Work to complete = Copy the data precisely, character for character, and leave out every picture.

--- Stored records ---

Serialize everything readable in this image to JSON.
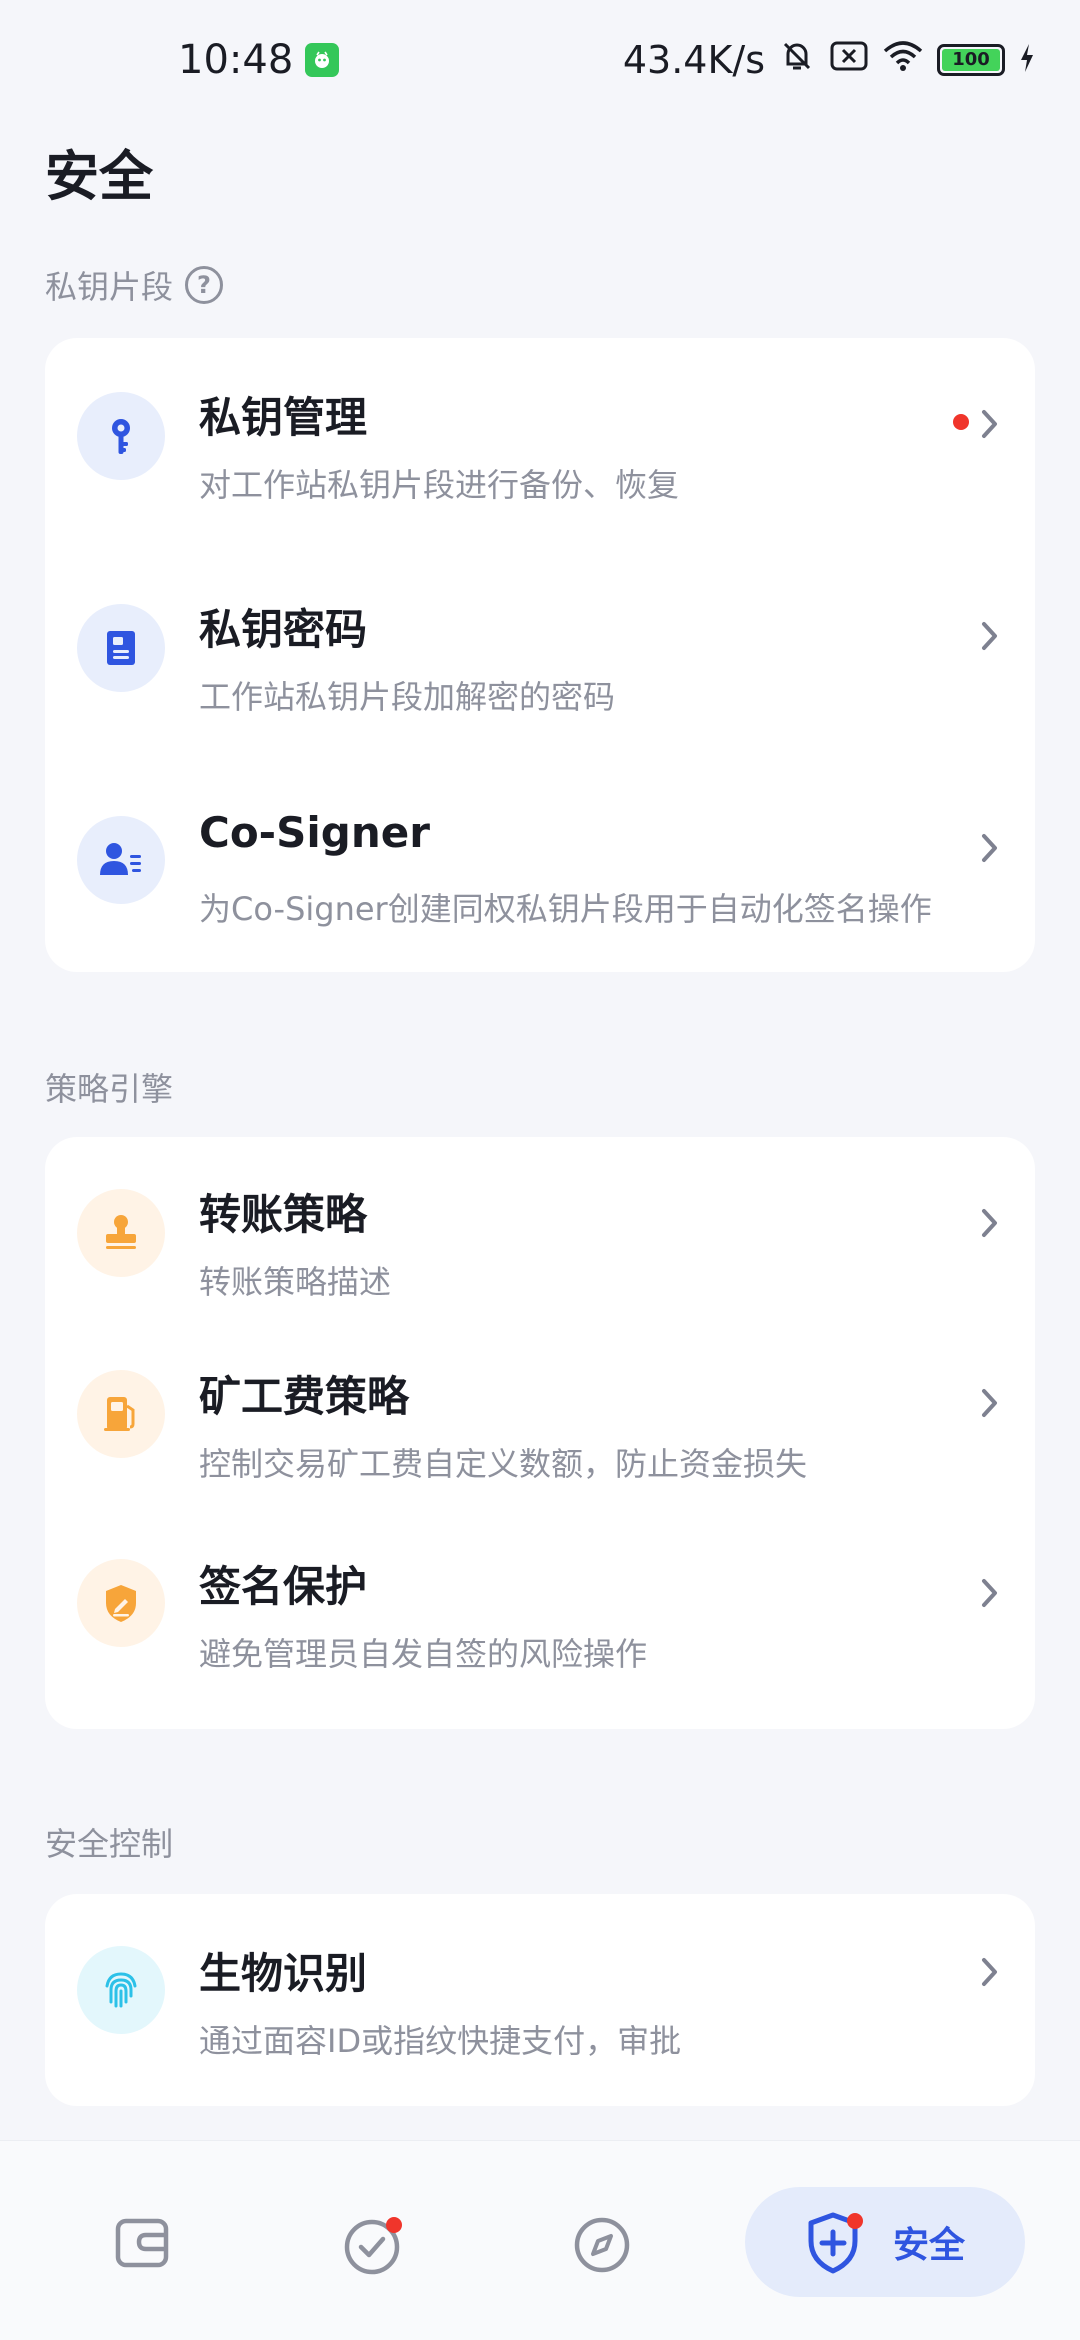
{
  "status_bar": {
    "time": "10:48",
    "network_speed": "43.4K/s",
    "battery_level": "100"
  },
  "page": {
    "title": "安全"
  },
  "sections": {
    "private_key": {
      "title": "私钥片段",
      "items": [
        {
          "title": "私钥管理",
          "desc": "对工作站私钥片段进行备份、恢复",
          "icon": "key-icon",
          "has_dot": true
        },
        {
          "title": "私钥密码",
          "desc": "工作站私钥片段加解密的密码",
          "icon": "password-book-icon",
          "has_dot": false
        },
        {
          "title": "Co-Signer",
          "desc": "为Co-Signer创建同权私钥片段用于自动化签名操作",
          "icon": "co-signer-user-icon",
          "has_dot": false
        }
      ]
    },
    "policy": {
      "title": "策略引擎",
      "items": [
        {
          "title": "转账策略",
          "desc": "转账策略描述",
          "icon": "stamp-icon"
        },
        {
          "title": "矿工费策略",
          "desc": "控制交易矿工费自定义数额，防止资金损失",
          "icon": "fuel-pump-icon"
        },
        {
          "title": "签名保护",
          "desc": "避免管理员自发自签的风险操作",
          "icon": "shield-pen-icon"
        }
      ]
    },
    "security_control": {
      "title": "安全控制",
      "items": [
        {
          "title": "生物识别",
          "desc": "通过面容ID或指纹快捷支付，审批",
          "icon": "fingerprint-icon"
        }
      ]
    }
  },
  "bottom_nav": {
    "active_label": "安全",
    "items": [
      "wallet-icon",
      "approval-check-icon",
      "compass-icon",
      "security-shield-icon"
    ]
  },
  "colors": {
    "accent": "#2F55E0",
    "blue_icon_bg": "#E8EEFC",
    "orange_icon": "#F7A53A",
    "orange_icon_bg": "#FFF3E6",
    "cyan_icon": "#2CC1E8",
    "cyan_icon_bg": "#E3F7FC",
    "badge_red": "#F0352B"
  }
}
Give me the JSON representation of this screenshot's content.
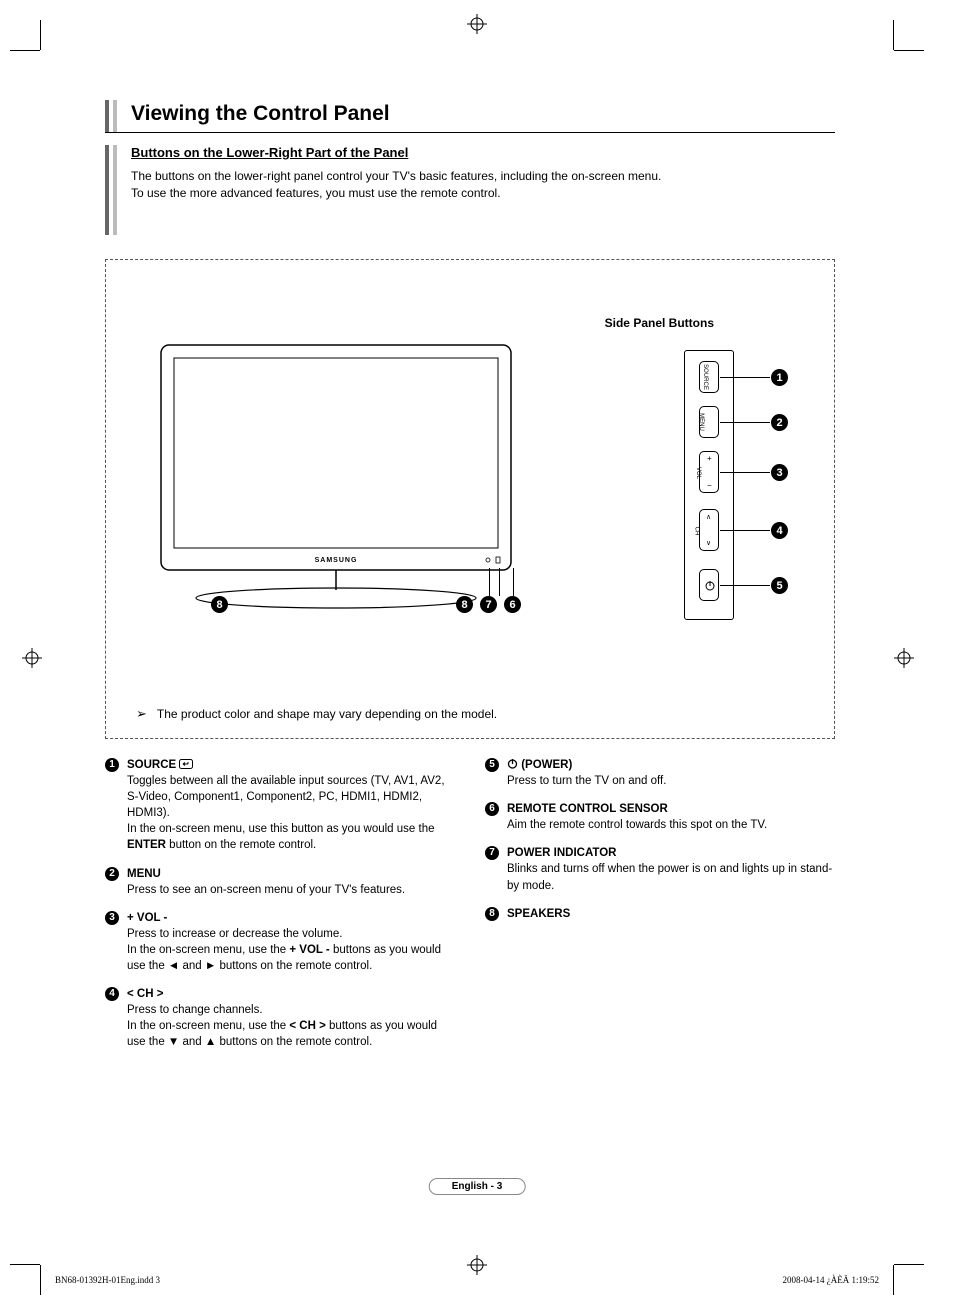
{
  "title": "Viewing the Control Panel",
  "subtitle": "Buttons on the Lower-Right Part of the Panel",
  "intro_line1": "The buttons on the lower-right panel control your TV's basic features, including the on-screen menu.",
  "intro_line2": "To use the more advanced features, you must use the remote control.",
  "side_panel_label": "Side Panel Buttons",
  "tv_brand": "SAMSUNG",
  "panel_buttons": {
    "b1": "SOURCE",
    "b2": "MENU",
    "b3": "VOL",
    "b4": "CH",
    "b5": ""
  },
  "note": "The product color and shape may vary depending on the model.",
  "left_items": [
    {
      "n": "1",
      "head": "SOURCE ",
      "body_html": "Toggles between all the available input sources (TV, AV1, AV2, S-Video, Component1, Component2, PC, HDMI1, HDMI2, HDMI3).<br>In the on-screen menu, use this button as you would use the <b>ENTER</b> button on the remote control."
    },
    {
      "n": "2",
      "head": "MENU",
      "body_html": "Press to see an on-screen menu of your TV's features."
    },
    {
      "n": "3",
      "head": "+ VOL -",
      "body_html": "Press to increase or decrease the volume.<br>In the on-screen menu, use the <b>+ VOL -</b> buttons as you would use the <span class='arrow'>◄</span> and <span class='arrow'>►</span> buttons on the remote control."
    },
    {
      "n": "4",
      "head": "< CH >",
      "body_html": "Press to change channels.<br>In the on-screen menu, use the <b>&lt; CH &gt;</b> buttons as you would use the <span class='arrow'>▼</span> and <span class='arrow'>▲</span> buttons on the remote control."
    }
  ],
  "right_items": [
    {
      "n": "5",
      "head": " (POWER)",
      "icon": "power",
      "body_html": "Press to turn the TV on and off."
    },
    {
      "n": "6",
      "head": "REMOTE CONTROL SENSOR",
      "body_html": "Aim the remote control towards this spot on the TV."
    },
    {
      "n": "7",
      "head": "POWER INDICATOR",
      "body_html": "Blinks and turns off when the power is on and lights up in stand-by mode."
    },
    {
      "n": "8",
      "head": "SPEAKERS",
      "body_html": ""
    }
  ],
  "page_footer": "English - 3",
  "doc_footer_left": "BN68-01392H-01Eng.indd   3",
  "doc_footer_right": "2008-04-14   ¿ÀÈÄ 1:19:52"
}
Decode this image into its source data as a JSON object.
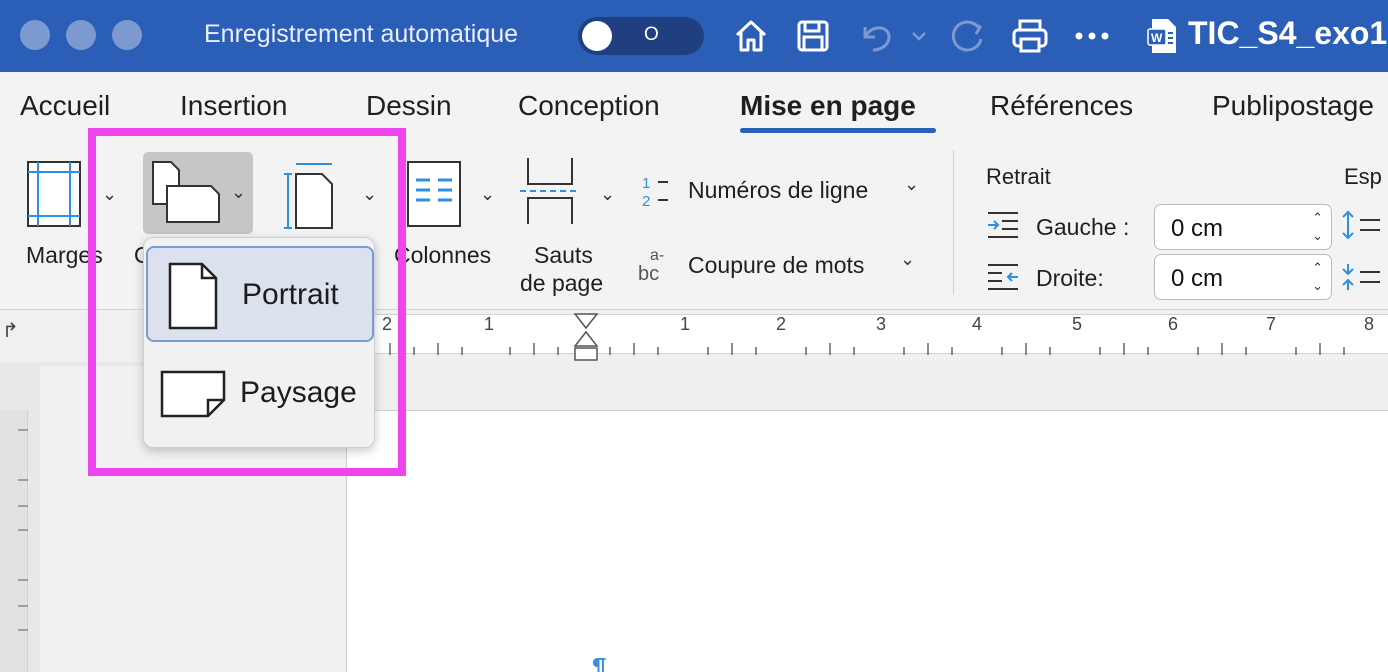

---

Response =
Serialize everything readable in this image to JSON.
{
  "status_bar": {
    "time": "10:48",
    "network_speed": "43.4K/s",
    "battery_level": "100"
  },
  "page": {
    "title": "安全"
  },
  "sections": {
    "private_key": {
      "title": "私钥片段",
      "items": [
        {
          "title": "私钥管理",
          "desc": "对工作站私钥片段进行备份、恢复",
          "icon": "key-icon",
          "has_dot": true
        },
        {
          "title": "私钥密码",
          "desc": "工作站私钥片段加解密的密码",
          "icon": "password-book-icon",
          "has_dot": false
        },
        {
          "title": "Co-Signer",
          "desc": "为Co-Signer创建同权私钥片段用于自动化签名操作",
          "icon": "co-signer-user-icon",
          "has_dot": false
        }
      ]
    },
    "policy": {
      "title": "策略引擎",
      "items": [
        {
          "title": "转账策略",
          "desc": "转账策略描述",
          "icon": "stamp-icon"
        },
        {
          "title": "矿工费策略",
          "desc": "控制交易矿工费自定义数额，防止资金损失",
          "icon": "fuel-pump-icon"
        },
        {
          "title": "签名保护",
          "desc": "避免管理员自发自签的风险操作",
          "icon": "shield-pen-icon"
        }
      ]
    },
    "security_control": {
      "title": "安全控制",
      "items": [
        {
          "title": "生物识别",
          "desc": "通过面容ID或指纹快捷支付，审批",
          "icon": "fingerprint-icon"
        }
      ]
    }
  },
  "bottom_nav": {
    "active_label": "安全",
    "items": [
      "wallet-icon",
      "approval-check-icon",
      "compass-icon",
      "security-shield-icon"
    ]
  },
  "colors": {
    "accent": "#2F55E0",
    "blue_icon_bg": "#E8EEFC",
    "orange_icon": "#F7A53A",
    "orange_icon_bg": "#FFF3E6",
    "cyan_icon": "#2CC1E8",
    "cyan_icon_bg": "#E3F7FC",
    "badge_red": "#F0352B"
  }
}
Give me the JSON representation of this screenshot's content.
{
  "title": "Viewing the Control Panel",
  "subtitle": "Buttons on the Lower-Right Part of the Panel",
  "intro_line1": "The buttons on the lower-right panel control your TV's basic features, including the on-screen menu.",
  "intro_line2": "To use the more advanced features, you must use the remote control.",
  "side_panel_label": "Side Panel Buttons",
  "tv_brand": "SAMSUNG",
  "panel_buttons": {
    "b1": "SOURCE",
    "b2": "MENU",
    "b3": "VOL",
    "b4": "CH",
    "b5": ""
  },
  "note": "The product color and shape may vary depending on the model.",
  "left_items": [
    {
      "n": "1",
      "head": "SOURCE ",
      "body_html": "Toggles between all the available input sources (TV, AV1, AV2, S-Video, Component1, Component2, PC, HDMI1, HDMI2, HDMI3).<br>In the on-screen menu, use this button as you would use the <b>ENTER</b> button on the remote control."
    },
    {
      "n": "2",
      "head": "MENU",
      "body_html": "Press to see an on-screen menu of your TV's features."
    },
    {
      "n": "3",
      "head": "+ VOL -",
      "body_html": "Press to increase or decrease the volume.<br>In the on-screen menu, use the <b>+ VOL -</b> buttons as you would use the <span class='arrow'>◄</span> and <span class='arrow'>►</span> buttons on the remote control."
    },
    {
      "n": "4",
      "head": "< CH >",
      "body_html": "Press to change channels.<br>In the on-screen menu, use the <b>&lt; CH &gt;</b> buttons as you would use the <span class='arrow'>▼</span> and <span class='arrow'>▲</span> buttons on the remote control."
    }
  ],
  "right_items": [
    {
      "n": "5",
      "head": " (POWER)",
      "icon": "power",
      "body_html": "Press to turn the TV on and off."
    },
    {
      "n": "6",
      "head": "REMOTE CONTROL SENSOR",
      "body_html": "Aim the remote control towards this spot on the TV."
    },
    {
      "n": "7",
      "head": "POWER INDICATOR",
      "body_html": "Blinks and turns off when the power is on and lights up in stand-by mode."
    },
    {
      "n": "8",
      "head": "SPEAKERS",
      "body_html": ""
    }
  ],
  "page_footer": "English - 3",
  "doc_footer_left": "BN68-01392H-01Eng.indd   3",
  "doc_footer_right": "2008-04-14   ¿ÀÈÄ 1:19:52"
}
Decode this image into its source data as a JSON object.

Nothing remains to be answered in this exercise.